● **Exercise description**:
Write every record out again exactly, and keep images out of it.
**** Listed records
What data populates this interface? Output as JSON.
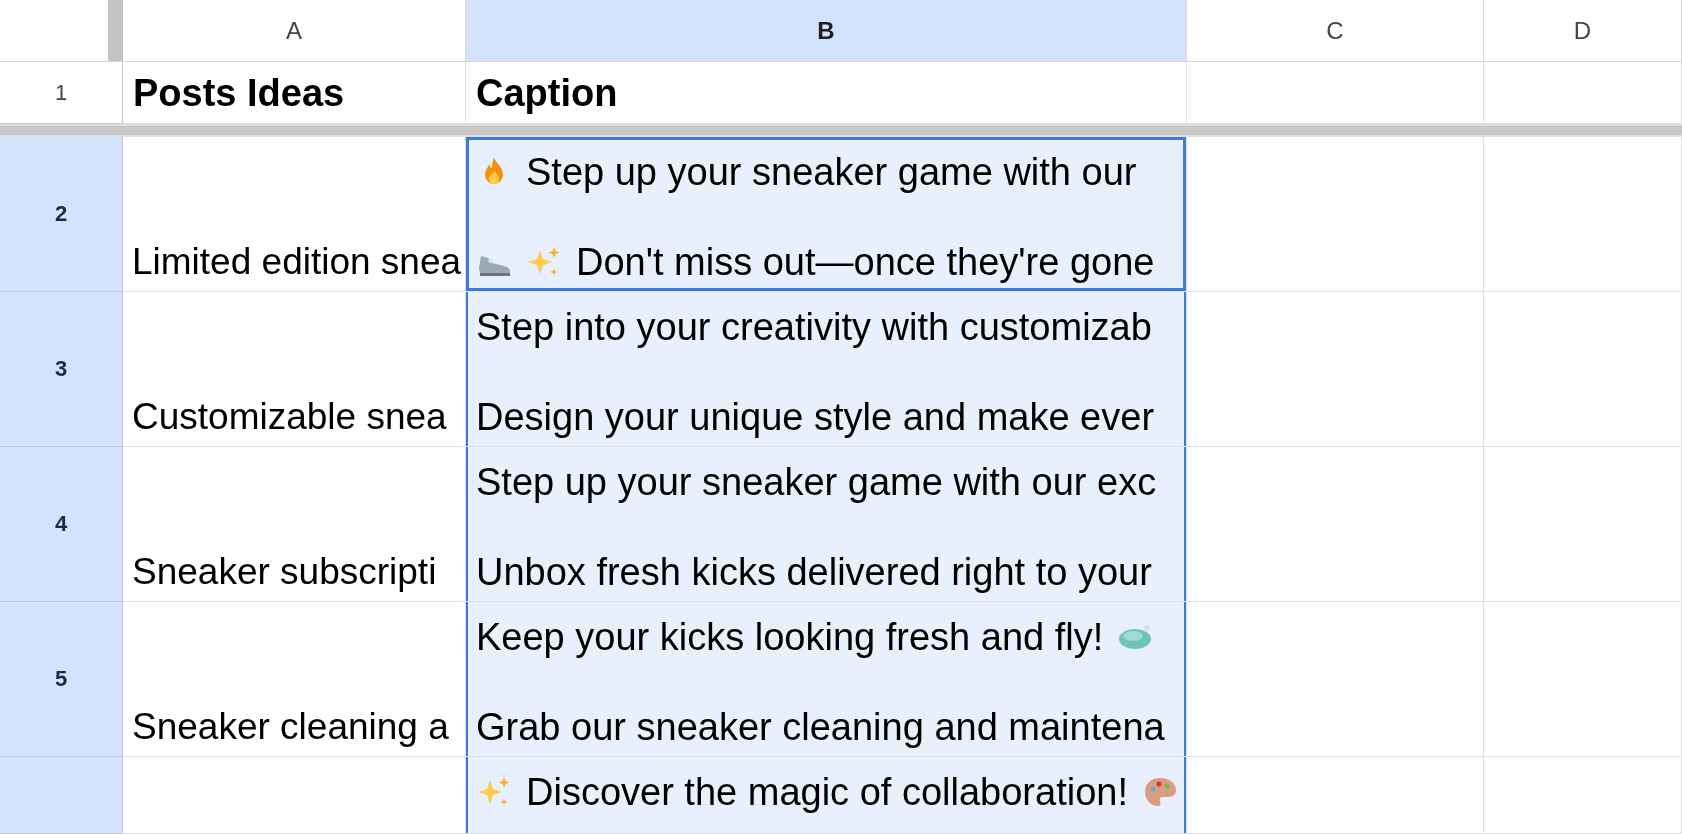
{
  "column_headers": [
    {
      "label": "A",
      "selected": false
    },
    {
      "label": "B",
      "selected": true
    },
    {
      "label": "C",
      "selected": false
    },
    {
      "label": "D",
      "selected": false
    }
  ],
  "rows": [
    {
      "number": "1",
      "selected": false,
      "kind": "header",
      "cells": [
        {
          "text": "Posts Ideas",
          "selected": false,
          "active": false
        },
        {
          "text": "Caption",
          "selected": false,
          "active": false
        },
        {
          "selected": false,
          "active": false
        },
        {
          "selected": false,
          "active": false
        }
      ]
    },
    {
      "number": "2",
      "selected": true,
      "kind": "data",
      "cells": [
        {
          "text": "Limited edition snea",
          "selected": false,
          "active": false
        },
        {
          "lines": [
            [
              {
                "kind": "fire"
              },
              {
                "kind": "text",
                "text": "Step up your sneaker game with our"
              }
            ],
            [
              {
                "kind": "sneaker"
              },
              {
                "kind": "sparkles"
              },
              {
                "kind": "text",
                "text": "Don't miss out—once they're gone"
              }
            ]
          ],
          "selected": true,
          "active": true
        },
        {
          "selected": false,
          "active": false
        },
        {
          "selected": false,
          "active": false
        }
      ]
    },
    {
      "number": "3",
      "selected": true,
      "kind": "data",
      "cells": [
        {
          "text": "Customizable snea",
          "selected": false,
          "active": false
        },
        {
          "lines": [
            [
              {
                "kind": "text",
                "text": "Step into your creativity with customizab"
              }
            ],
            [
              {
                "kind": "text",
                "text": "Design your unique style and make ever"
              }
            ]
          ],
          "selected": true,
          "active": false
        },
        {
          "selected": false,
          "active": false
        },
        {
          "selected": false,
          "active": false
        }
      ]
    },
    {
      "number": "4",
      "selected": true,
      "kind": "data",
      "cells": [
        {
          "text": "Sneaker subscripti",
          "selected": false,
          "active": false
        },
        {
          "lines": [
            [
              {
                "kind": "text",
                "text": "Step up your sneaker game with our exc"
              }
            ],
            [
              {
                "kind": "text",
                "text": "Unbox fresh kicks delivered right to your"
              }
            ]
          ],
          "selected": true,
          "active": false
        },
        {
          "selected": false,
          "active": false
        },
        {
          "selected": false,
          "active": false
        }
      ]
    },
    {
      "number": "5",
      "selected": true,
      "kind": "data",
      "cells": [
        {
          "text": "Sneaker cleaning a",
          "selected": false,
          "active": false
        },
        {
          "lines": [
            [
              {
                "kind": "text",
                "text": "Keep your kicks looking fresh and fly!"
              },
              {
                "kind": "soap"
              }
            ],
            [
              {
                "kind": "text",
                "text": "Grab our sneaker cleaning and maintena"
              }
            ]
          ],
          "selected": true,
          "active": false
        },
        {
          "selected": false,
          "active": false
        },
        {
          "selected": false,
          "active": false
        }
      ]
    },
    {
      "selected": true,
      "kind": "data",
      "cells": [
        {
          "selected": false,
          "active": false
        },
        {
          "lines": [
            [
              {
                "kind": "sparkles"
              },
              {
                "kind": "text",
                "text": "Discover the magic of collaboration!"
              },
              {
                "kind": "palette"
              }
            ]
          ],
          "selected": true,
          "active": false
        },
        {
          "selected": false,
          "active": false
        },
        {
          "selected": false,
          "active": false
        }
      ]
    }
  ]
}
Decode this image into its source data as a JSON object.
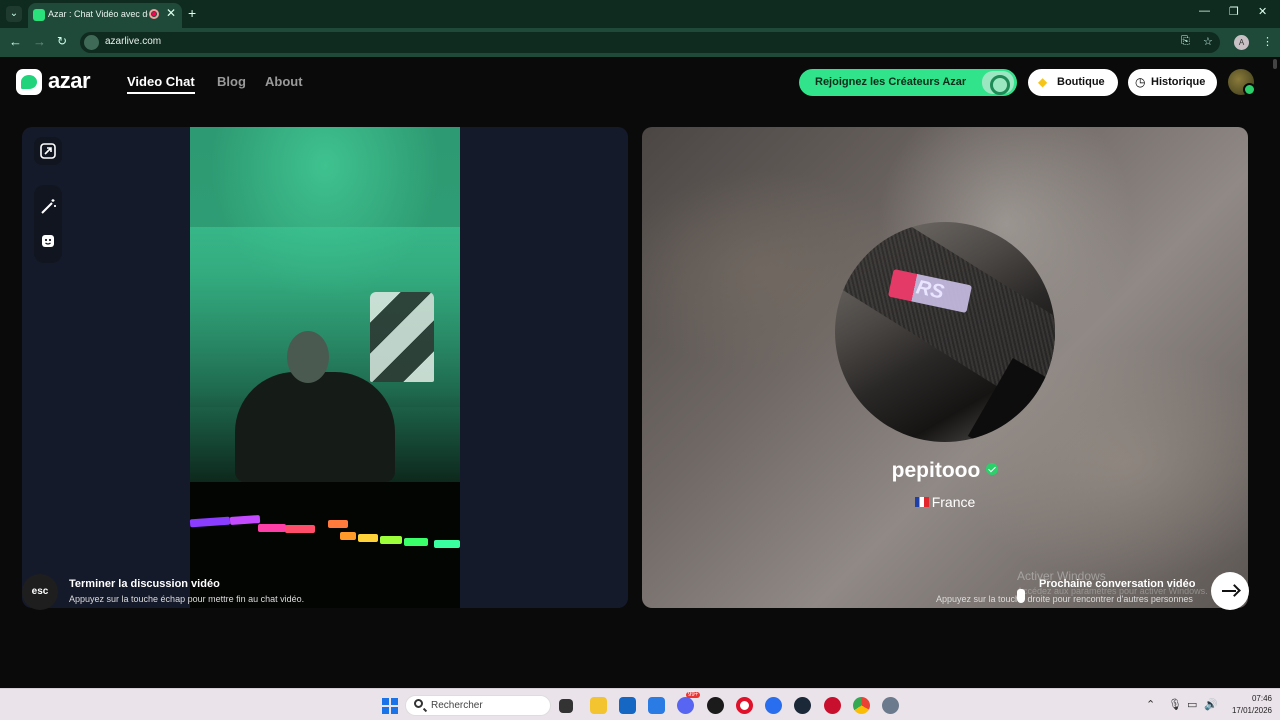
{
  "browser": {
    "tab_title": "Azar : Chat Vidéo avec de n",
    "url": "azarlive.com",
    "profile_initial": "A"
  },
  "site": {
    "logo_text": "azar",
    "nav": [
      "Video Chat",
      "Blog",
      "About"
    ],
    "creators_label": "Rejoignez les Créateurs Azar",
    "shop_label": "Boutique",
    "history_label": "Historique"
  },
  "remote": {
    "name": "pepitooo",
    "country": "France",
    "avatar_text": "RS"
  },
  "footer": {
    "esc_label": "esc",
    "end_title": "Terminer la discussion vidéo",
    "end_sub": "Appuyez sur la touche échap pour mettre fin au chat vidéo.",
    "next_title": "Prochaine conversation vidéo",
    "next_sub": "Appuyez sur la touche droite pour rencontrer d'autres personnes",
    "watermark_title": "Activer Windows",
    "watermark_sub": "Accédez aux paramètres pour activer Windows."
  },
  "taskbar": {
    "search_placeholder": "Rechercher",
    "time": "07:46",
    "date": "17/01/2026",
    "chat_badge": "99+"
  },
  "colors": {
    "accent_green": "#31e38a",
    "browser_frame": "#1f4a3a",
    "page_bg": "#0a0a0a"
  }
}
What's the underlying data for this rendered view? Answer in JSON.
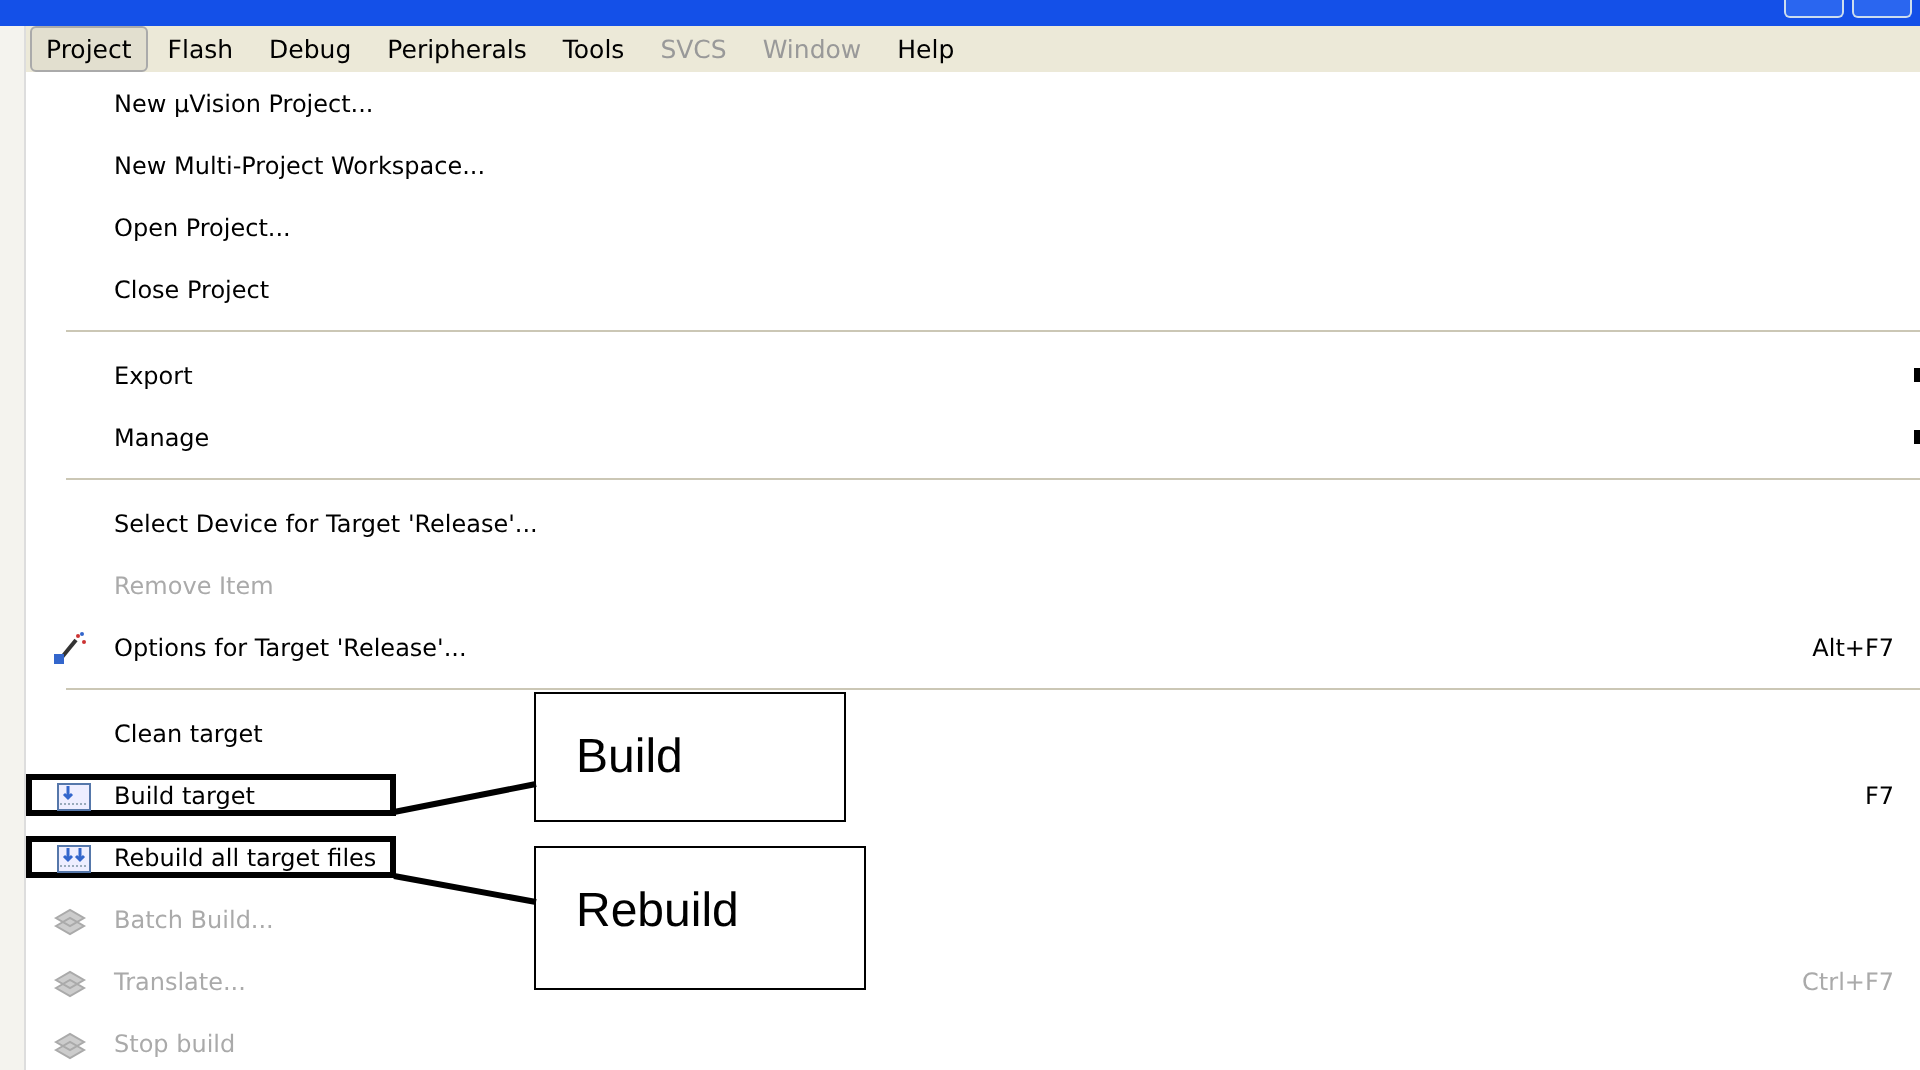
********
● **Response**:
What data populates this interface? Output as JSON.
{
  "column_headers": [
    {
      "label": "A",
      "selected": false
    },
    {
      "label": "B",
      "selected": true
    },
    {
      "label": "C",
      "selected": false
    },
    {
      "label": "D",
      "selected": false
    }
  ],
  "rows": [
    {
      "number": "1",
      "selected": false,
      "kind": "header",
      "cells": [
        {
          "text": "Posts Ideas",
          "selected": false,
          "active": false
        },
        {
          "text": "Caption",
          "selected": false,
          "active": false
        },
        {
          "selected": false,
          "active": false
        },
        {
          "selected": false,
          "active": false
        }
      ]
    },
    {
      "number": "2",
      "selected": true,
      "kind": "data",
      "cells": [
        {
          "text": "Limited edition snea",
          "selected": false,
          "active": false
        },
        {
          "lines": [
            [
              {
                "kind": "fire"
              },
              {
                "kind": "text",
                "text": "Step up your sneaker game with our"
              }
            ],
            [
              {
                "kind": "sneaker"
              },
              {
                "kind": "sparkles"
              },
              {
                "kind": "text",
                "text": "Don't miss out—once they're gone"
              }
            ]
          ],
          "selected": true,
          "active": true
        },
        {
          "selected": false,
          "active": false
        },
        {
          "selected": false,
          "active": false
        }
      ]
    },
    {
      "number": "3",
      "selected": true,
      "kind": "data",
      "cells": [
        {
          "text": "Customizable snea",
          "selected": false,
          "active": false
        },
        {
          "lines": [
            [
              {
                "kind": "text",
                "text": "Step into your creativity with customizab"
              }
            ],
            [
              {
                "kind": "text",
                "text": "Design your unique style and make ever"
              }
            ]
          ],
          "selected": true,
          "active": false
        },
        {
          "selected": false,
          "active": false
        },
        {
          "selected": false,
          "active": false
        }
      ]
    },
    {
      "number": "4",
      "selected": true,
      "kind": "data",
      "cells": [
        {
          "text": "Sneaker subscripti",
          "selected": false,
          "active": false
        },
        {
          "lines": [
            [
              {
                "kind": "text",
                "text": "Step up your sneaker game with our exc"
              }
            ],
            [
              {
                "kind": "text",
                "text": "Unbox fresh kicks delivered right to your"
              }
            ]
          ],
          "selected": true,
          "active": false
        },
        {
          "selected": false,
          "active": false
        },
        {
          "selected": false,
          "active": false
        }
      ]
    },
    {
      "number": "5",
      "selected": true,
      "kind": "data",
      "cells": [
        {
          "text": "Sneaker cleaning a",
          "selected": false,
          "active": false
        },
        {
          "lines": [
            [
              {
                "kind": "text",
                "text": "Keep your kicks looking fresh and fly!"
              },
              {
                "kind": "soap"
              }
            ],
            [
              {
                "kind": "text",
                "text": "Grab our sneaker cleaning and maintena"
              }
            ]
          ],
          "selected": true,
          "active": false
        },
        {
          "selected": false,
          "active": false
        },
        {
          "selected": false,
          "active": false
        }
      ]
    },
    {
      "selected": true,
      "kind": "data",
      "cells": [
        {
          "selected": false,
          "active": false
        },
        {
          "lines": [
            [
              {
                "kind": "sparkles"
              },
              {
                "kind": "text",
                "text": "Discover the magic of collaboration!"
              },
              {
                "kind": "palette"
              }
            ]
          ],
          "selected": true,
          "active": false
        },
        {
          "selected": false,
          "active": false
        },
        {
          "selected": false,
          "active": false
        }
      ]
    }
  ]
}
Decode this image into its source data as a JSON object.
{
  "browser": {
    "tab_title": "Azar : Chat Vidéo avec de n",
    "url": "azarlive.com",
    "profile_initial": "A"
  },
  "site": {
    "logo_text": "azar",
    "nav": [
      "Video Chat",
      "Blog",
      "About"
    ],
    "creators_label": "Rejoignez les Créateurs Azar",
    "shop_label": "Boutique",
    "history_label": "Historique"
  },
  "remote": {
    "name": "pepitooo",
    "country": "France",
    "avatar_text": "RS"
  },
  "footer": {
    "esc_label": "esc",
    "end_title": "Terminer la discussion vidéo",
    "end_sub": "Appuyez sur la touche échap pour mettre fin au chat vidéo.",
    "next_title": "Prochaine conversation vidéo",
    "next_sub": "Appuyez sur la touche droite pour rencontrer d'autres personnes",
    "watermark_title": "Activer Windows",
    "watermark_sub": "Accédez aux paramètres pour activer Windows."
  },
  "taskbar": {
    "search_placeholder": "Rechercher",
    "time": "07:46",
    "date": "17/01/2026",
    "chat_badge": "99+"
  },
  "colors": {
    "accent_green": "#31e38a",
    "browser_frame": "#1f4a3a",
    "page_bg": "#0a0a0a"
  }
}
What's the underlying data for this rendered view? Answer in JSON.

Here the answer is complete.